# TASK PROMPT
Say how many lines include the word "REPSOL", using only a number.

# RECORDS SUPPLIED
·····

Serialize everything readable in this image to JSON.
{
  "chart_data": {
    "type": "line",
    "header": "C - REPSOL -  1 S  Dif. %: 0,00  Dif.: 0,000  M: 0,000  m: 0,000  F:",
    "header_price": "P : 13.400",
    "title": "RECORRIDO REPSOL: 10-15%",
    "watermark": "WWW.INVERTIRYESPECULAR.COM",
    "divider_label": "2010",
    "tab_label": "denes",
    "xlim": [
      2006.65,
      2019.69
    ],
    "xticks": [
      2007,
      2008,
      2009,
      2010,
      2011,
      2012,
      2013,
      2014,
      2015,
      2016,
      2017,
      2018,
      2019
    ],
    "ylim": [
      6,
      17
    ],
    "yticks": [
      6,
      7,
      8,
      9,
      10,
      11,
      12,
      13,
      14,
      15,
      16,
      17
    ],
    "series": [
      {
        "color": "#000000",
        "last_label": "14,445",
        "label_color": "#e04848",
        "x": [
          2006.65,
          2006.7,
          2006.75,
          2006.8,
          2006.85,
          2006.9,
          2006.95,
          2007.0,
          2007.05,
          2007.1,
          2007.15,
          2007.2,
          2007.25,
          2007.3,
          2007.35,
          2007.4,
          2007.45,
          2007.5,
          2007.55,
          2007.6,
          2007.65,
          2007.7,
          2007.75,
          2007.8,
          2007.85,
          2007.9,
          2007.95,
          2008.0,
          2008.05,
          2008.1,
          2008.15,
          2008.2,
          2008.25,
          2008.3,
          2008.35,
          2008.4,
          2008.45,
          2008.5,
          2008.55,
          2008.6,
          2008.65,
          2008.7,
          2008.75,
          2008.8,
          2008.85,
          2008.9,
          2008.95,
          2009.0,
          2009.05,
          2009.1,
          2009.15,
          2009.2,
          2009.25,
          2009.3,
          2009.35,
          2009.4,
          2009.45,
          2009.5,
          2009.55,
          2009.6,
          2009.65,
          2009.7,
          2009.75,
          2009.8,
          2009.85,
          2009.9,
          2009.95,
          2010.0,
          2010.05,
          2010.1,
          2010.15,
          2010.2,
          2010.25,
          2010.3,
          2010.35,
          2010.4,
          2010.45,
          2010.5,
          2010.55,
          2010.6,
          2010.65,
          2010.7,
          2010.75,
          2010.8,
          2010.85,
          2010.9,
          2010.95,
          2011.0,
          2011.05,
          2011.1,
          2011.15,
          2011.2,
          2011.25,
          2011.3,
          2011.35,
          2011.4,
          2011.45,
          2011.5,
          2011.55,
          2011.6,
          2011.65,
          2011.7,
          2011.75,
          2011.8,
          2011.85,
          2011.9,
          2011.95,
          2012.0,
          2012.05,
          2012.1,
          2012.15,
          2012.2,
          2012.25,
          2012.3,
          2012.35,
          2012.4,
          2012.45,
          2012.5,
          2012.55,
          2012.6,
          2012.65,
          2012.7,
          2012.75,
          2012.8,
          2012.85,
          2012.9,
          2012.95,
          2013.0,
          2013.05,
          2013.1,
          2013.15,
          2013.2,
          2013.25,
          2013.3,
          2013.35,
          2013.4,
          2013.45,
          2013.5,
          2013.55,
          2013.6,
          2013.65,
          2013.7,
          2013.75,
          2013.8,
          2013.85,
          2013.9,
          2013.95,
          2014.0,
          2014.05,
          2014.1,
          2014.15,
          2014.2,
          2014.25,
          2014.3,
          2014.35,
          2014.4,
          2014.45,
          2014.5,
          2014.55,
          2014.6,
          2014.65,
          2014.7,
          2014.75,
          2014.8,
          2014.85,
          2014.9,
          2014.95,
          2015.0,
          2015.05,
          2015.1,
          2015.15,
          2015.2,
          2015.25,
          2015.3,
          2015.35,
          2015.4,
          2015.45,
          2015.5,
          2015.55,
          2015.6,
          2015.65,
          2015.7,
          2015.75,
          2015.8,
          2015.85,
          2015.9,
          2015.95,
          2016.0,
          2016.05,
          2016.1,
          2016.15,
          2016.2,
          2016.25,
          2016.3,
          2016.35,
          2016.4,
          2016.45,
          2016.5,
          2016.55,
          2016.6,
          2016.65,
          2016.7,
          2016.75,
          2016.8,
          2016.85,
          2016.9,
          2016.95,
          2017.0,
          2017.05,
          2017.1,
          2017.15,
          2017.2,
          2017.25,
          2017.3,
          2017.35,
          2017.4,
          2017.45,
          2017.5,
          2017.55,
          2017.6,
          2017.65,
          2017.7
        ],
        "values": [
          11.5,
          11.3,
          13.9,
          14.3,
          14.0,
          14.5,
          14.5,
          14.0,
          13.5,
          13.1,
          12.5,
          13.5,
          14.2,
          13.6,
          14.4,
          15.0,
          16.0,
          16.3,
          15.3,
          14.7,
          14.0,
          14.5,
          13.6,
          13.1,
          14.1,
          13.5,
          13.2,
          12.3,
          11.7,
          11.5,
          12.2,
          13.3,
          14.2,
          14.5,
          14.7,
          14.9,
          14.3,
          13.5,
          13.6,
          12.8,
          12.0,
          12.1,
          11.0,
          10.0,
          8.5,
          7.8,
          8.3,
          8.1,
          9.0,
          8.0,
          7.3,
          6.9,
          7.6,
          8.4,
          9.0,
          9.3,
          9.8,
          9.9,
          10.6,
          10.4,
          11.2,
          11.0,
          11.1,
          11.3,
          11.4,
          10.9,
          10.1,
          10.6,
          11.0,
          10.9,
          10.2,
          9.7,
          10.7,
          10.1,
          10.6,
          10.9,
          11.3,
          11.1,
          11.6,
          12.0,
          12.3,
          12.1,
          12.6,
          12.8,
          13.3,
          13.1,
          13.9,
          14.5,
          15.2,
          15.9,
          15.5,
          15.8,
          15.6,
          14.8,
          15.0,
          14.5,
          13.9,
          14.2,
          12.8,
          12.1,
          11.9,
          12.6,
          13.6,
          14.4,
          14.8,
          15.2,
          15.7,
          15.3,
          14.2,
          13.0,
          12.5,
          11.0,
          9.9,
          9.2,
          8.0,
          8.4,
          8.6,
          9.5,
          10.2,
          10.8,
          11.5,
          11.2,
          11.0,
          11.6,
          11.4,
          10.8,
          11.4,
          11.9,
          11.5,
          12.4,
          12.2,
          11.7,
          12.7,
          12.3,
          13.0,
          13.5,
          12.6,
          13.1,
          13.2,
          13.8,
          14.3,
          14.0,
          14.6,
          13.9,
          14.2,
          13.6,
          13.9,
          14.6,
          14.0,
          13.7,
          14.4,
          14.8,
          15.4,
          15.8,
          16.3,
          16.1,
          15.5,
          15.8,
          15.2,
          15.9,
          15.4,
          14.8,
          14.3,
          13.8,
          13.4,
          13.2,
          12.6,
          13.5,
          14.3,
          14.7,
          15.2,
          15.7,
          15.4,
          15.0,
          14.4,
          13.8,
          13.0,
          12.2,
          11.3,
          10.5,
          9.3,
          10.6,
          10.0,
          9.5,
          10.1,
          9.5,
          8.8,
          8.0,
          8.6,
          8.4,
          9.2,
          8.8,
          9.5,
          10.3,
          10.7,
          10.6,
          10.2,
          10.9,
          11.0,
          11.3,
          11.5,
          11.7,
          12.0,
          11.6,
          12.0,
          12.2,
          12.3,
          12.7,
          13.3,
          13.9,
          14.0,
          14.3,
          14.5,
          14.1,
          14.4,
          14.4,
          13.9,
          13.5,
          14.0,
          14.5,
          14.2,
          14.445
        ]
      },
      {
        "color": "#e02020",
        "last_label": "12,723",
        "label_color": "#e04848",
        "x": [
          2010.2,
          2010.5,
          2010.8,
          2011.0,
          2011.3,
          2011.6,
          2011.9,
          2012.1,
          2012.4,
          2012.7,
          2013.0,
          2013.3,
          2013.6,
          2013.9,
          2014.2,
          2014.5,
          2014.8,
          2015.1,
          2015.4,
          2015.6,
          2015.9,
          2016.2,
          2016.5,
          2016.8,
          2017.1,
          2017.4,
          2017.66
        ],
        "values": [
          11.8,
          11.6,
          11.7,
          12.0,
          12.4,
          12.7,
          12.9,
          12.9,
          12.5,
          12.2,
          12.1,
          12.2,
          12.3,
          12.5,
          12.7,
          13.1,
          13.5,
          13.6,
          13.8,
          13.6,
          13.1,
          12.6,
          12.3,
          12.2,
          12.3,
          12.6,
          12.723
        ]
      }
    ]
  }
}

·····

# RESULT FOR THIS TASK
2